Set of tasks:
[1] From the thread about CARP failover, list every address given for the Primary firewall's own interfaces, with the interface each belongs to.
[2] Pick up the thread about CARP failover after its last post and continue it.

Primary FW upstream not functional after successful failover

Started by mattlf, February 06, 2025, 05:07:05 PM

Previous topic - Next topic
I have a Primary/Backup setup with CARP sitting a rack, both WAN is a separate connection to additional network infra I do not have visibility on.

Both FW's are sitting in a /29, x.x.x.16-19/29 not mine

Primary WAN is at x.x.x.21/29, LAN at 10.50.50.10/24
Backup WAN at x.x.x.22/29, LAN at 10.50.50.20/24
Both point at x.x.x.17/29 as their default Gateway
WAN VHID at x.x.x.20/29
LAN VHID at 10.50.50.1/24
Adv Frq is 1 / 0 on Primary, 1 / 100 on Backup
Primary PFSync at 10.0.0.1
Backup PFSync at 10.0.0.2

Everything works fine initially, Primary can sync to Backup fine, and can see chatter on pfsync. Viewing the VIPs Status page I can see both at a CARP demotion level of 0, Primary knows it's the master of both WAN+LAN VHIDs, Backup knows it's the Backup.

If I simulate Primary FW down (pull power out), tiny outage as expected but within 1-2 seconds Backup has taken over and I can see the Backup FW has become the Master.

Once the Primary FW has come back online, I can see the Backup relinquish it's claim on the VHIDs and move back into a Backup state, and the Primary FW becomes the Master for both, I can confirm this by connecting to the LAN VHID at 10.50.50.1.


However despite the Primary now being in control of both VHIDs, upstream traffic becomes unusable similar to a network loop. LAN remains fine. If i physically remove the WAN cable from the Backup machine or power it off, the Primary quickly becomes happy again and everything's good, if the Backup then rejoins it causes no additional interference, and stays in it's Backup state waiting for another failover.

My 2 suspicions are that the Backup FW is somehow not fully relinquishing the WAN VHID back to the primary despite it looking like it has via the GUI? Or, there is something going on in the non-owned switches these firewalls are connected that I do not have access to, potentially something like them caching the Backup FW at .20/29 at initial failover event, and despite it having relinquished the VHID back to the Primary as it's come back online, the switch hasn't noticed and is still trying to route traffic to it.

I have raised a ticket with the team that manages the upstream switches as well as to me it sounds to me more likely that OPNsense in this instance is behaving correctly, but has anyone else experienced something like this before, or any suggestions of where to start looking to verify if the problem is perhaps in my configuration? Thanks for any help or suggestions.


So both OPNsense firewalls are connected to a single switch or a pair of switches that implements a single broadcast domain on WAN? Do these switches transport multicast packets correctly?

Data listing:
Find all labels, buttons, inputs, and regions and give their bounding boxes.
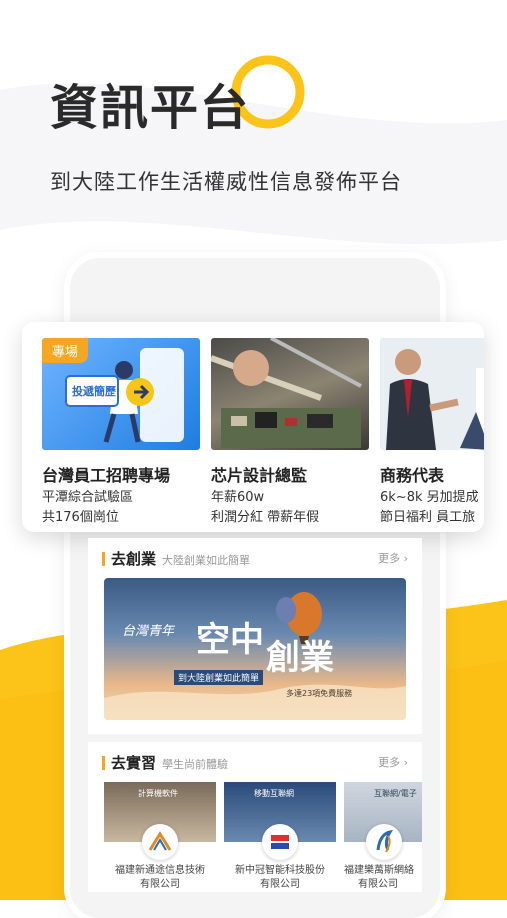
circuit-board-icon <box>211 338 362 448</box>
company-logo-icon <box>142 824 178 860</box>
banner-badge: 到大陸創業如此簡單 <box>174 670 264 685</box>
company-name: 有限公司 <box>260 879 300 890</box>
banner-foot: 多達23項免費服務 <box>286 689 353 698</box>
section-header: 去創業 大陸創業如此簡單 <box>102 548 250 569</box>
company-sign: 移動互聯網 <box>254 789 294 798</box>
section-title: 去實習 <box>111 754 157 772</box>
job-item[interactable]: 專場 投遞簡歷 台灣員工招聘專場 平潭綜合試驗區 共176個崗位 <box>42 338 202 526</box>
job-line: 年薪60w <box>211 490 265 505</box>
job-thumbnail: 專場 投遞簡歷 <box>42 338 200 450</box>
hero-title: 資訊平台 <box>50 80 251 136</box>
phone-illustration-icon <box>65 348 184 443</box>
intern-section: 去實習 學生尚前體驗 更多 › 計算機軟件 福建新通途信息技術 有限公司 移動互聯… <box>88 742 422 892</box>
company-sign: 計算機軟件 <box>138 789 178 798</box>
job-line: 平潭綜合試驗區 <box>42 490 134 505</box>
more-link[interactable]: 更多 › <box>378 754 408 770</box>
company-logo-icon <box>366 824 402 860</box>
company-name: 福建新通途信息技術 <box>115 865 205 876</box>
company-name: 有限公司 <box>140 879 180 890</box>
job-title: 芯片設計總監 <box>211 466 308 485</box>
company-name: 有限公司 <box>358 879 398 890</box>
more-link[interactable]: 更多 › <box>378 550 408 566</box>
job-line: 共176個崗位 <box>42 510 119 525</box>
thumb-text: 投遞簡歷 <box>72 385 116 398</box>
company-name: 福建樂萬斯網絡 <box>344 865 414 876</box>
job-title: 商務代表 <box>380 466 445 485</box>
startup-section: 去創業 大陸創業如此簡單 更多 › 台灣青年 空中 創業 到大陸創業如此簡單 多達… <box>88 538 422 734</box>
banner-big-text: 創業 <box>266 638 334 678</box>
company-card[interactable]: 計算機軟件 福建新通途信息技術 有限公司 <box>104 782 216 892</box>
hero-subtitle: 到大陸工作生活權威性信息發佈平台 <box>50 170 402 194</box>
startup-banner[interactable]: 台灣青年 空中 創業 到大陸創業如此簡單 多達23項免費服務 <box>104 578 406 720</box>
banner-big-text: 空中 <box>196 620 264 660</box>
section-header: 去實習 學生尚前體驗 <box>102 752 228 773</box>
section-desc: 大陸創業如此簡單 <box>162 554 251 567</box>
company-name: 新中冠智能科技股份 <box>235 865 325 876</box>
section-title: 去創業 <box>111 550 157 568</box>
accent-bar <box>102 552 105 566</box>
job-card-carousel[interactable]: 專場 投遞簡歷 台灣員工招聘專場 平潭綜合試驗區 共176個崗位 芯片設計總監 … <box>22 322 484 532</box>
company-sign: 互聯網/電子 <box>374 789 417 798</box>
job-item[interactable]: 芯片設計總監 年薪60w 利潤分紅 帶薪年假 <box>211 338 371 526</box>
job-item[interactable]: 商務代表 6k~8k 另加提成 節日福利 員工旅 <box>380 338 484 526</box>
job-line: 利潤分紅 帶薪年假 <box>211 510 320 525</box>
business-people-icon <box>386 349 484 450</box>
job-title: 台灣員工招聘專場 <box>42 466 171 485</box>
banner-small-text: 台灣青年 <box>122 624 175 639</box>
company-card[interactable]: 互聯網/電子 福建樂萬斯網絡 有限公司 <box>344 782 422 892</box>
section-desc: 學生尚前體驗 <box>162 758 229 771</box>
job-thumbnail <box>380 338 484 450</box>
company-card[interactable]: 移動互聯網 新中冠智能科技股份 有限公司 <box>224 782 336 892</box>
job-thumbnail <box>211 338 369 450</box>
job-line: 6k~8k 另加提成 <box>380 490 479 505</box>
accent-bar <box>102 756 105 770</box>
company-logo-icon <box>262 824 298 860</box>
job-line: 節日福利 員工旅 <box>380 510 476 525</box>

Answers per task:
[1]
- WAN: x.x.x.21/29
- LAN: 10.50.50.10/24
- PFSync: 10.0.0.1

[2]
Deciso DEC750
People who think they know everything are a great annoyance to those of us who do. (Isaac Asimov)

I believe each firewall is connected to a separate juniper switch, haven't visibility on the model/config/capabilities as they're not owned or managed by myself.

If you have any suspicions though I can relay them to the team responsible for managing them and fill in the gaps.

The switches must be connected and support multicast communication between the two OPNsense WAN interfaces.
Deciso DEC750
People who think they know everything are a great annoyance to those of us who do. (Isaac Asimov)

Thanks Patrick, working further with the guys that control the upstream stack this does sound like the most likely thing to be the case, although they're convinced that both switches are connected and support multicast...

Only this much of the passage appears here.